Exercise aim: Search the material below for the word "structured". Copy every line that has it.

(Extracts from a graphics dataset)
+ + + +

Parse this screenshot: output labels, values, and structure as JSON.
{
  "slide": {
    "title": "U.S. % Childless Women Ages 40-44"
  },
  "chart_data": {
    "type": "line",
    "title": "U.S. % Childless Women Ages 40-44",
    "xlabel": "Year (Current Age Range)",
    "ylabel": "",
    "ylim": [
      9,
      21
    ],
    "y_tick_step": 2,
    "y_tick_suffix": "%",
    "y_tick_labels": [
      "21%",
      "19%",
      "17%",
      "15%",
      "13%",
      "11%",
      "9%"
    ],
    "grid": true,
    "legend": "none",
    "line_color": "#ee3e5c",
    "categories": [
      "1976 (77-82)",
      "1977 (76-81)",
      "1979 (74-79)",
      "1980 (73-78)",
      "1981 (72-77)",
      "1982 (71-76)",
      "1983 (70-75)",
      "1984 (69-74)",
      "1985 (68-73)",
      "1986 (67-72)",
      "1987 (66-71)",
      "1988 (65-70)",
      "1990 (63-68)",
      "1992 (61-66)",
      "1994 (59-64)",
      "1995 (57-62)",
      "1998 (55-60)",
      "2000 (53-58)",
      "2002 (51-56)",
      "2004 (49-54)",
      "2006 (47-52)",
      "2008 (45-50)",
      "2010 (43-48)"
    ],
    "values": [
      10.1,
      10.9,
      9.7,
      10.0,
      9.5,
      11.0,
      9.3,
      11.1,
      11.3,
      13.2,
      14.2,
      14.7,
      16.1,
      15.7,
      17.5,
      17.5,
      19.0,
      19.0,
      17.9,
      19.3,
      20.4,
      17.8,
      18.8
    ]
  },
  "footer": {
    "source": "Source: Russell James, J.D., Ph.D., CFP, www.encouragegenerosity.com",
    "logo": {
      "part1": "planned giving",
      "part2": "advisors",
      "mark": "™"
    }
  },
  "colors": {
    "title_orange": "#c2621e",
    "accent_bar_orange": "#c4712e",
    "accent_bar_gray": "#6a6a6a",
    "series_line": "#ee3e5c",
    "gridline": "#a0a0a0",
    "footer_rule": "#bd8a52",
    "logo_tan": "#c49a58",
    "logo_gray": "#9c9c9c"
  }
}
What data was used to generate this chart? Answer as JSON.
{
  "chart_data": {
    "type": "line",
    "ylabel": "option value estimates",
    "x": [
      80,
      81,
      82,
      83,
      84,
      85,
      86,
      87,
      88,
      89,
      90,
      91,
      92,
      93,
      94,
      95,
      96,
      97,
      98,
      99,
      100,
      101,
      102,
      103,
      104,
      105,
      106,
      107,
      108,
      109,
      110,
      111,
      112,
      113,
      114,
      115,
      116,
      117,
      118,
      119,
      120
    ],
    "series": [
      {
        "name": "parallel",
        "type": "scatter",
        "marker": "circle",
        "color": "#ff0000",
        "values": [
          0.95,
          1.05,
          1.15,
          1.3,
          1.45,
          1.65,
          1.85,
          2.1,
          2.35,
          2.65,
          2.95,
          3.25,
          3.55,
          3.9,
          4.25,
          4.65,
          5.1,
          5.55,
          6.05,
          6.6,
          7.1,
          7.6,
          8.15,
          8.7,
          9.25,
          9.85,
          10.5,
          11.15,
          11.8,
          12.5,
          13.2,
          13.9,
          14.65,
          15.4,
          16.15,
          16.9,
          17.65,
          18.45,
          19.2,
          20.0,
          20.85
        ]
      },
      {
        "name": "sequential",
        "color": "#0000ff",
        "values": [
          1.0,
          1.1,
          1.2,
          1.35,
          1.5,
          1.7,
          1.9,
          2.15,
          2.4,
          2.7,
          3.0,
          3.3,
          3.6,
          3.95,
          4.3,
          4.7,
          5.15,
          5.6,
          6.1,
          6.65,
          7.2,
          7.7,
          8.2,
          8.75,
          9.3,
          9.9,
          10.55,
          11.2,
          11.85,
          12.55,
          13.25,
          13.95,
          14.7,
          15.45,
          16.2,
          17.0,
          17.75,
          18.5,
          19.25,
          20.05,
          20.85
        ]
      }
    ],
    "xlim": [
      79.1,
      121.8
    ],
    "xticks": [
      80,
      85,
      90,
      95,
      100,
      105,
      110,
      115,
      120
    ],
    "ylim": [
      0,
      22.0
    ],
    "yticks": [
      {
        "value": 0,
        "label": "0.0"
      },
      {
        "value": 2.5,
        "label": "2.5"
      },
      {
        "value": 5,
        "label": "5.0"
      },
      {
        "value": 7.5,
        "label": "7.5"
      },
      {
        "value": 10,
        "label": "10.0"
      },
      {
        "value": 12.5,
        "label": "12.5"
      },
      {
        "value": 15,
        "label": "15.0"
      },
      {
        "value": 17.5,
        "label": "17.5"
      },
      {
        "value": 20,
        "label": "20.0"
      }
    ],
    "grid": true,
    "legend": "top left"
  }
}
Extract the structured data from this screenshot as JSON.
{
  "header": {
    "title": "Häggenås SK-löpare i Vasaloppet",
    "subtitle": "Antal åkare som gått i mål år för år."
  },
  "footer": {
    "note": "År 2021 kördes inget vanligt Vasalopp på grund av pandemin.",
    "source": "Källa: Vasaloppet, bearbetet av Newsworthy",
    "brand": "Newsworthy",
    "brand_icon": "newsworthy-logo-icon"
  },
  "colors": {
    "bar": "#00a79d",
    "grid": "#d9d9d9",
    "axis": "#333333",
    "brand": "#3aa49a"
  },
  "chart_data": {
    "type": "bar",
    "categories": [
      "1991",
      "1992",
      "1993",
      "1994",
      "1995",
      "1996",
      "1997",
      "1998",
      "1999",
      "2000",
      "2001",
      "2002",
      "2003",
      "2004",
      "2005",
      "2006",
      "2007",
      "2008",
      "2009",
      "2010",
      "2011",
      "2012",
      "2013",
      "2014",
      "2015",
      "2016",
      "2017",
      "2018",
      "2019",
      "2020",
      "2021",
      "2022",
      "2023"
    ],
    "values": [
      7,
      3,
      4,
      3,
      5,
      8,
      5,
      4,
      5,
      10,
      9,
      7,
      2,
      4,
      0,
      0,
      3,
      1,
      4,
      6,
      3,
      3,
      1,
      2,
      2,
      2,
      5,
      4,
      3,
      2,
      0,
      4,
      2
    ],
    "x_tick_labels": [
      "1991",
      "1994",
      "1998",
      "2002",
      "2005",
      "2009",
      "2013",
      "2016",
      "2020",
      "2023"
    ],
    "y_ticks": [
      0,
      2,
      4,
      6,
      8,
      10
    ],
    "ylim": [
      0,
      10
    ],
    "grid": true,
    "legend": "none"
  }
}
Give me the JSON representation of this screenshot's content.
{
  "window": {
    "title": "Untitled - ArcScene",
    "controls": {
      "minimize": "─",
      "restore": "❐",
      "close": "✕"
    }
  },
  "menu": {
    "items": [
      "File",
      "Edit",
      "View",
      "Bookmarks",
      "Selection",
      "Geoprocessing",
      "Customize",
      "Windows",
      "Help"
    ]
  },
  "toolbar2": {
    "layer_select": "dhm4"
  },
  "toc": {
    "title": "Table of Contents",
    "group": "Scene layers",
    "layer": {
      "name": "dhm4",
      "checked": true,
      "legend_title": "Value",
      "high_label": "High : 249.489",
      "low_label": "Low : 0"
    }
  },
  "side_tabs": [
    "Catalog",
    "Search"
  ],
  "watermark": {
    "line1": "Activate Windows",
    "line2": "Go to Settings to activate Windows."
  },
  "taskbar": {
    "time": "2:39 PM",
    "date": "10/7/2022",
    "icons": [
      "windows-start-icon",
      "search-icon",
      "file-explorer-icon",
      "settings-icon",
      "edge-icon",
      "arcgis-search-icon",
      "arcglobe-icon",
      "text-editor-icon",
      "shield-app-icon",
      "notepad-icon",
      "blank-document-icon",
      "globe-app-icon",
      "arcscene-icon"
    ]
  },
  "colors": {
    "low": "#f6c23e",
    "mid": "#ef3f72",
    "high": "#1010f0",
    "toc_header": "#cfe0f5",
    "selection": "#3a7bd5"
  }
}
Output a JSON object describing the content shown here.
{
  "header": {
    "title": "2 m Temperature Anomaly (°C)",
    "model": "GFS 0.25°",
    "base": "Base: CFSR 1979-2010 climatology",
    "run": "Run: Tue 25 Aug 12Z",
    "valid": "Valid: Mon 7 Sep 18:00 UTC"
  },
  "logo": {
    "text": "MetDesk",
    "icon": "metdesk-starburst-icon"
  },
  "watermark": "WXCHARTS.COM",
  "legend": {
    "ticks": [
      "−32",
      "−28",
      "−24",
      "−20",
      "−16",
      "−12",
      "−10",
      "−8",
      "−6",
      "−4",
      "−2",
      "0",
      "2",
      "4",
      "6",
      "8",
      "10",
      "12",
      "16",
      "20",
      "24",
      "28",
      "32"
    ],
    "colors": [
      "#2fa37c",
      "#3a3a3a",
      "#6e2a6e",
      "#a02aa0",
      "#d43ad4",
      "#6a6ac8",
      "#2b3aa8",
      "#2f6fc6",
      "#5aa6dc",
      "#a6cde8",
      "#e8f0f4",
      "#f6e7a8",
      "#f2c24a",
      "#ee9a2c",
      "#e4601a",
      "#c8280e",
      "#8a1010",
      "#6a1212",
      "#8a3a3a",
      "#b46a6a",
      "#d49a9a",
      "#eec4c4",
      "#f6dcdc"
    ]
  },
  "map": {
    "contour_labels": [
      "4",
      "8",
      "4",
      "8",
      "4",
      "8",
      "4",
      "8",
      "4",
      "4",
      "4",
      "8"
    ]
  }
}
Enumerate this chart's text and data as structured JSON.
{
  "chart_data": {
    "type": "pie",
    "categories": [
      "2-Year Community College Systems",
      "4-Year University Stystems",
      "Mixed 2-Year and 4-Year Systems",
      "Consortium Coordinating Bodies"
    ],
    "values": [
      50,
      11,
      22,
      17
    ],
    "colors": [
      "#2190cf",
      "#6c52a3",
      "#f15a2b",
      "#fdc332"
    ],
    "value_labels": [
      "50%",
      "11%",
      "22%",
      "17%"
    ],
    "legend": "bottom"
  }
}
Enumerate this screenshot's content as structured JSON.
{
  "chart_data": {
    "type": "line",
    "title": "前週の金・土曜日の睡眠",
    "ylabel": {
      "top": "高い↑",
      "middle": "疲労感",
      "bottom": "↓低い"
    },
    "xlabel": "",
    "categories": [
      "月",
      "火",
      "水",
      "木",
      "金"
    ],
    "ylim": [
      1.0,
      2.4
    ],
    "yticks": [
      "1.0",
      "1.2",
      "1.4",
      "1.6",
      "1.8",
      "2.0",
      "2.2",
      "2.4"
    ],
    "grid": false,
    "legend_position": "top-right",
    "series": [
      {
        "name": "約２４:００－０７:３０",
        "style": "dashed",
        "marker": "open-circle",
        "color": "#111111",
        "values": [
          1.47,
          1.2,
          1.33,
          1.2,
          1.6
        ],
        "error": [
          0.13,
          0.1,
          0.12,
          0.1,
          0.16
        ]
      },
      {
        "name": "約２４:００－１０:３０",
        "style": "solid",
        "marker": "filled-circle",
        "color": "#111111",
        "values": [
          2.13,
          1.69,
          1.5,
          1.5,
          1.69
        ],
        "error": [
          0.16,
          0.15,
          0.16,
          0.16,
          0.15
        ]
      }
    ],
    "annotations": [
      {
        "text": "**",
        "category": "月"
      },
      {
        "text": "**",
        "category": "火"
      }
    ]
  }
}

+ + + +

Solution to this problem:
Extract the structured data from this screenshot as JSON.
Enumerate this chart's text and data as structured JSON.
Enumerate this screenshot's content as structured JSON.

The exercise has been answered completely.